* [Your objective] Identify the lines that contain the string "NOAA", then copy each of them.

* [Data lines]
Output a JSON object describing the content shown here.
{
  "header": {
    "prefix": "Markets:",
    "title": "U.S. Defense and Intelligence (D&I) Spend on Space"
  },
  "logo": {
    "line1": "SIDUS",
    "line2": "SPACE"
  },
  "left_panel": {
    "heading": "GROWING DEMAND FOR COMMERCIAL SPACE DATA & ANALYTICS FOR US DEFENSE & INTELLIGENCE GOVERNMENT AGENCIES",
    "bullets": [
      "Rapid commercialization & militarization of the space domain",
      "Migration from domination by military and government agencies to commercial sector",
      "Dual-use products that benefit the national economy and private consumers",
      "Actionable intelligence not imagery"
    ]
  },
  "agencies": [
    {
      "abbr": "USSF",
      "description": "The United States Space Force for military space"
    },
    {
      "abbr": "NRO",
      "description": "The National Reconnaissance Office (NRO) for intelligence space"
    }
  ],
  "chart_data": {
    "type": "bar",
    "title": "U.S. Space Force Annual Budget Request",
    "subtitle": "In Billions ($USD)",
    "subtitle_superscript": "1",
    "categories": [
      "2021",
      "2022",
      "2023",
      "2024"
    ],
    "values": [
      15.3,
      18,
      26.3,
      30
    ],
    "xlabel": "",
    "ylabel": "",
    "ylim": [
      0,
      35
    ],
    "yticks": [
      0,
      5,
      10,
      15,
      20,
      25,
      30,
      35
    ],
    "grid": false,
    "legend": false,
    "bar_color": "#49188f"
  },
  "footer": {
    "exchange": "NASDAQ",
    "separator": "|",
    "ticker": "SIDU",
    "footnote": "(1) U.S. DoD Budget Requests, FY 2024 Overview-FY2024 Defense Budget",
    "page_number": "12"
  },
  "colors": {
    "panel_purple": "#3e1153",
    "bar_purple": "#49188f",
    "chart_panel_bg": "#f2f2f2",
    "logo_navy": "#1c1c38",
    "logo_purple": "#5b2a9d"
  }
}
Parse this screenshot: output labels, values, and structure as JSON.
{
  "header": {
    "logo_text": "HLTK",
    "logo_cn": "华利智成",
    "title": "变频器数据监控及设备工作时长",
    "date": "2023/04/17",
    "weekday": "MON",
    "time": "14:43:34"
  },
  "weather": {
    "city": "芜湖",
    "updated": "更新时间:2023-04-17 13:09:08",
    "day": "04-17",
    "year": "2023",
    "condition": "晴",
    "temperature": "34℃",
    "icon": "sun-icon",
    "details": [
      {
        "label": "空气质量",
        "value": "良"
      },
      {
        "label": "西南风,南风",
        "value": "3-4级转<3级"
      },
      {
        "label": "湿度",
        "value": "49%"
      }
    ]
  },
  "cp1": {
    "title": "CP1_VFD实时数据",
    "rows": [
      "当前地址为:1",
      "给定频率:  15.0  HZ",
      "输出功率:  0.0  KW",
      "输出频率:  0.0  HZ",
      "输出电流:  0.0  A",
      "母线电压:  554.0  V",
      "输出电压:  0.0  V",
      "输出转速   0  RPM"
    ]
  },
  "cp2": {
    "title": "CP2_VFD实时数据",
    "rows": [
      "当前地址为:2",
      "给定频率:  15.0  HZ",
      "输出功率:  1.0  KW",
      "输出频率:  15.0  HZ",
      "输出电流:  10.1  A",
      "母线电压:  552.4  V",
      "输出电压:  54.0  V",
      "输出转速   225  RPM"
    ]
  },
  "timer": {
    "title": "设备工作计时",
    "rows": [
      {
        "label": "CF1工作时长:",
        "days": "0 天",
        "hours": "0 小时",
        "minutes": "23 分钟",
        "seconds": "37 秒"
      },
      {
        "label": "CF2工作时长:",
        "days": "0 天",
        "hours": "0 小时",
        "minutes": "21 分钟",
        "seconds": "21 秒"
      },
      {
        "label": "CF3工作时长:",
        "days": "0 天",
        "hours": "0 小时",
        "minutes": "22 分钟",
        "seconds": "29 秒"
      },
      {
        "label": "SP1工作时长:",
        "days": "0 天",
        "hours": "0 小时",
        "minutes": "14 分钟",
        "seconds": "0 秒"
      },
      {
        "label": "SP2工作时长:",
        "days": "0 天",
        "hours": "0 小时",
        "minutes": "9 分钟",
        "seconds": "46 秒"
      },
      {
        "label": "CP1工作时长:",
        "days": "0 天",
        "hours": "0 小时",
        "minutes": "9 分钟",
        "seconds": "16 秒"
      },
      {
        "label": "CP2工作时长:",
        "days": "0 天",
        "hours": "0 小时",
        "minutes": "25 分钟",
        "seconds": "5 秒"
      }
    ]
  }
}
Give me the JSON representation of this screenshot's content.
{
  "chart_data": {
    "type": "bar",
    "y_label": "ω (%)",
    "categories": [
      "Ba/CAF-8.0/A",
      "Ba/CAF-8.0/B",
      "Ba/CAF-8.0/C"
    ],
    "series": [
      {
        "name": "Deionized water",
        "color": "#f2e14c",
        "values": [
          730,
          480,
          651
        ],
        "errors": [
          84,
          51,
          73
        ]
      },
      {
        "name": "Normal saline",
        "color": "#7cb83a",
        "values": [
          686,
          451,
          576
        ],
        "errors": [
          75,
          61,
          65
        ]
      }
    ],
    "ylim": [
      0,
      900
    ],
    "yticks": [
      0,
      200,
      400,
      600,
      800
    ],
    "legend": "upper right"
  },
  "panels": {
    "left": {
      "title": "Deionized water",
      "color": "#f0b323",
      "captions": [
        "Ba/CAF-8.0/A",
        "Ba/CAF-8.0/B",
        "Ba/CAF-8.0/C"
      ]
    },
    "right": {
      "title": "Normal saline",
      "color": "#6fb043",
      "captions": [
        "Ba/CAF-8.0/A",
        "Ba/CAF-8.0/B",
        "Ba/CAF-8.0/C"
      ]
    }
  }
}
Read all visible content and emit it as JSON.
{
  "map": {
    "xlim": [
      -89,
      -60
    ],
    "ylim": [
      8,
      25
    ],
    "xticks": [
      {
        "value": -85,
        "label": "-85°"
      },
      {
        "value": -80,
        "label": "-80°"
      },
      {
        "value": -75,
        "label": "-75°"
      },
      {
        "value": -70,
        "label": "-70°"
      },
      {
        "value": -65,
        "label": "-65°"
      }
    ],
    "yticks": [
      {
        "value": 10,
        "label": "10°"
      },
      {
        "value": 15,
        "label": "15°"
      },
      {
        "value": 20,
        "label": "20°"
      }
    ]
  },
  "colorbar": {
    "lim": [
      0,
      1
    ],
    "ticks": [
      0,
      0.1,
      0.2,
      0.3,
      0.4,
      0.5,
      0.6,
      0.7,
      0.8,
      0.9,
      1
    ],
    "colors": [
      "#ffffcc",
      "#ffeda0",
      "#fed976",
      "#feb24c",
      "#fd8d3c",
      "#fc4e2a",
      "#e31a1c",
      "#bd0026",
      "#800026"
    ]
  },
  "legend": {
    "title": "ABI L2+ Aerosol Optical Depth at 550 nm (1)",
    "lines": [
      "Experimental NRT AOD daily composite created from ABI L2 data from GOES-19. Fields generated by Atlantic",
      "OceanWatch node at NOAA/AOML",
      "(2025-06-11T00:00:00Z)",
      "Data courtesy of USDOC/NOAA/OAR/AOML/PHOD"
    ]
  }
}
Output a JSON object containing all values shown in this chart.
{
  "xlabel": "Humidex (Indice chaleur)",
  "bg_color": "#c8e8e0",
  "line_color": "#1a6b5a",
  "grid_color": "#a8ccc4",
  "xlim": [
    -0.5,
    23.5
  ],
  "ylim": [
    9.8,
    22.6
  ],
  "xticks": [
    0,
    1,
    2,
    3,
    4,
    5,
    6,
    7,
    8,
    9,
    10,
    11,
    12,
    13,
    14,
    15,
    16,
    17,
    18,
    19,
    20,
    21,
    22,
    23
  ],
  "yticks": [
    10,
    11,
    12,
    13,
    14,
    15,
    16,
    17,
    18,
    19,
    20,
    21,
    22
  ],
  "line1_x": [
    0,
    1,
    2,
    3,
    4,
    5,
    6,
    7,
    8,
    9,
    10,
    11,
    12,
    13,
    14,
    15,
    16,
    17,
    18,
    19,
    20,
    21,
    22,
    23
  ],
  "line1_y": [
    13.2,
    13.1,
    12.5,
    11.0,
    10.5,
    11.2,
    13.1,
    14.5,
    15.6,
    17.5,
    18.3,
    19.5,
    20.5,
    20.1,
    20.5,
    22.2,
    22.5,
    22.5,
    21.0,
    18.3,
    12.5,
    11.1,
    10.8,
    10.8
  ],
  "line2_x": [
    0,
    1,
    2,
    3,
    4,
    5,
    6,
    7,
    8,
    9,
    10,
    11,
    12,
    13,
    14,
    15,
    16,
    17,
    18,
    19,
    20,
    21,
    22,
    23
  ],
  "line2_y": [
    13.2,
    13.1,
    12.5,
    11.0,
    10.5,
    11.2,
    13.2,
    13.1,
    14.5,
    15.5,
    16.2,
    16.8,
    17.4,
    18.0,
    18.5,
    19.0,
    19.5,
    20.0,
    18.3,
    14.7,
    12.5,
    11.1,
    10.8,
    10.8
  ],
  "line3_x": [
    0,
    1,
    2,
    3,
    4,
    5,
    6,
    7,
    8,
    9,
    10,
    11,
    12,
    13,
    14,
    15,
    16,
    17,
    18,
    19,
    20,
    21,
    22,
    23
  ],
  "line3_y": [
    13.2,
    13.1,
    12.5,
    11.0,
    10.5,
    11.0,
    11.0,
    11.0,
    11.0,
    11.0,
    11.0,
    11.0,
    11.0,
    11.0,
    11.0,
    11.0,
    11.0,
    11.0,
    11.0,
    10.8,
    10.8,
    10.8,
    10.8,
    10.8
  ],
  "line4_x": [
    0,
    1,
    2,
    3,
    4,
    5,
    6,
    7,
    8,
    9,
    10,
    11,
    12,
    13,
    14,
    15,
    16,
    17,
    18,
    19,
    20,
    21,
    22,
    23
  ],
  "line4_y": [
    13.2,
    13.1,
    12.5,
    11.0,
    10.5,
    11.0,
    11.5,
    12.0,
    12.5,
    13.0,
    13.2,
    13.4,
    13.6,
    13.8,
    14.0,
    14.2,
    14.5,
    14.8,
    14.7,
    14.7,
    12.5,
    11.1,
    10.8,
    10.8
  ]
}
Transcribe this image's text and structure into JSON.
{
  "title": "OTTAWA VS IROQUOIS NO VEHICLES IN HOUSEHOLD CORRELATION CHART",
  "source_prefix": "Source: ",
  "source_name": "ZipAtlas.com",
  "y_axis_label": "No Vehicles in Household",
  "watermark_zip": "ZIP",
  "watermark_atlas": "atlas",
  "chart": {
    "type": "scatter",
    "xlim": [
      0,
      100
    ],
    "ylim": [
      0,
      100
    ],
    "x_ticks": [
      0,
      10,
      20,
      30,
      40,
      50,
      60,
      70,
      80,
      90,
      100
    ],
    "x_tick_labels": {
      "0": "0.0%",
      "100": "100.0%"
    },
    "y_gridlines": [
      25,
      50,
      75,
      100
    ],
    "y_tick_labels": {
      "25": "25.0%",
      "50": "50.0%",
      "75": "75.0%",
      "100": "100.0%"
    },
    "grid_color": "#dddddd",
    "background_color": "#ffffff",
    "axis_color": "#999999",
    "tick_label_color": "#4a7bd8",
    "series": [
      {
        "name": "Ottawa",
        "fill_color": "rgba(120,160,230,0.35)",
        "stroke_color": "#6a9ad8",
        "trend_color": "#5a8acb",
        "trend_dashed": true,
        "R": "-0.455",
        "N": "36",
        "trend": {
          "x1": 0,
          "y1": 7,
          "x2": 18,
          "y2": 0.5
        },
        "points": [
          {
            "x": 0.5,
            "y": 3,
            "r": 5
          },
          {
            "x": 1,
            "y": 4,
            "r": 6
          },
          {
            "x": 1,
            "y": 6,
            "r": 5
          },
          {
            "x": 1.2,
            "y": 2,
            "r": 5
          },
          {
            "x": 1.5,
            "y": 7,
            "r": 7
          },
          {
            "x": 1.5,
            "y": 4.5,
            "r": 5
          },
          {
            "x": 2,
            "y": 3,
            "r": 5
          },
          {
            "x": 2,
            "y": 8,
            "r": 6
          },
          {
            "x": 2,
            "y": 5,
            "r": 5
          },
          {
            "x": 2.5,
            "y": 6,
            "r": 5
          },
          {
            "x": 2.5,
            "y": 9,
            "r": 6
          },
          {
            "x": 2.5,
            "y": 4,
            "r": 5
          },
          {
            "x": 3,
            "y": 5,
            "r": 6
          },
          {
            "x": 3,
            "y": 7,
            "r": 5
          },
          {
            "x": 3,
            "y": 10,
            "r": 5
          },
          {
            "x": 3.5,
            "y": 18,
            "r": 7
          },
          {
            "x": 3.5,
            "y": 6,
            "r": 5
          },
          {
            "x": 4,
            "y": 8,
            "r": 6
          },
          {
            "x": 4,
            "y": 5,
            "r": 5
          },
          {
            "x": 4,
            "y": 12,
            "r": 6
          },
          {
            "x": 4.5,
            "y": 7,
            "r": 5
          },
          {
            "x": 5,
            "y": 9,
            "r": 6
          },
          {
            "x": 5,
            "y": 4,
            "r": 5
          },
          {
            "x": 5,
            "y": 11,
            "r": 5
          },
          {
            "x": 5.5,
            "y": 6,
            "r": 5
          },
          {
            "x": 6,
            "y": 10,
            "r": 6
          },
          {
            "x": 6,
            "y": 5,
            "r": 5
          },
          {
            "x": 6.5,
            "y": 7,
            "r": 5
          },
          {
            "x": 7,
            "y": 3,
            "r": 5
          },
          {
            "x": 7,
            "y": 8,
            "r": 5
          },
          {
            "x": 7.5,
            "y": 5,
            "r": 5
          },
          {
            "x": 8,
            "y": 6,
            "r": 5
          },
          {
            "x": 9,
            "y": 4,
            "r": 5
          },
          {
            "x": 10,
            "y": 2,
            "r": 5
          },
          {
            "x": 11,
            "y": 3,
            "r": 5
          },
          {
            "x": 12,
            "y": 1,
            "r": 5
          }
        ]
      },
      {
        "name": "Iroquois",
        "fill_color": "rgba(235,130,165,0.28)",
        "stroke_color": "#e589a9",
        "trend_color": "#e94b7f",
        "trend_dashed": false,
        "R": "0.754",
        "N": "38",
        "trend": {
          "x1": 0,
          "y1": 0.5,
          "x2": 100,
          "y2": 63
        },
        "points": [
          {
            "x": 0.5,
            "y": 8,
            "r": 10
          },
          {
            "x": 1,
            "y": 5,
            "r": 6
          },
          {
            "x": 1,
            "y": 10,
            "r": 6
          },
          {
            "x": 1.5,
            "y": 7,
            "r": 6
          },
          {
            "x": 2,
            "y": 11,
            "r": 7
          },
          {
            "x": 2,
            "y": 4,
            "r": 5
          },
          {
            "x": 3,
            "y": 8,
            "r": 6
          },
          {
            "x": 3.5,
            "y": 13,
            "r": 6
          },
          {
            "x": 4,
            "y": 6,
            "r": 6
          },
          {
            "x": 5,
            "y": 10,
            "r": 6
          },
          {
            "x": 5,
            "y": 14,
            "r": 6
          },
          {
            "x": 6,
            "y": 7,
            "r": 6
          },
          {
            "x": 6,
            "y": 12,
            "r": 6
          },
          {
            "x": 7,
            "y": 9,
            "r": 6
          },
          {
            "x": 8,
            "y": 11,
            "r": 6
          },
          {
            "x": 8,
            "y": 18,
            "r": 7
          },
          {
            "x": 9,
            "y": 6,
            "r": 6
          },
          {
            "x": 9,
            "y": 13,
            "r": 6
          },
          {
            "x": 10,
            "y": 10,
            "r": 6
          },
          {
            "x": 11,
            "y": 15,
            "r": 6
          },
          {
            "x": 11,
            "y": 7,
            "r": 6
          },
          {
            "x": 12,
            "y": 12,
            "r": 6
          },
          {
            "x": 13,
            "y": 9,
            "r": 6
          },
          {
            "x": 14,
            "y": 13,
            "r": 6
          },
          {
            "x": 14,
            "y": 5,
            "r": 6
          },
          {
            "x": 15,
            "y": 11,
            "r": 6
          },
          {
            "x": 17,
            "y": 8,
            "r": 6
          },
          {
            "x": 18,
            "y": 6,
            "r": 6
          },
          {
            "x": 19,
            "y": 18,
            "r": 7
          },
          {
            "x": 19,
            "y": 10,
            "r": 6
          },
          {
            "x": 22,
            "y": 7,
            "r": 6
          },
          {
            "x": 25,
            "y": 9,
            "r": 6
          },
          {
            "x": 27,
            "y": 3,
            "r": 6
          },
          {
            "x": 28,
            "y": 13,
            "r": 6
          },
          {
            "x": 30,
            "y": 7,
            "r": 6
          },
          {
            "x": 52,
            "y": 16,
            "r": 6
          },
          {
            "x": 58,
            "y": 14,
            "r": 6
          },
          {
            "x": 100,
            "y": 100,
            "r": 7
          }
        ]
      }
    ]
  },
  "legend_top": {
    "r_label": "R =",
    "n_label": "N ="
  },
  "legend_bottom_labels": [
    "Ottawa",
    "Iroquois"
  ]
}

* [Correct output]
      "OceanWatch node at NOAA/AOML",
      "Data courtesy of USDOC/NOAA/OAR/AOML/PHOD"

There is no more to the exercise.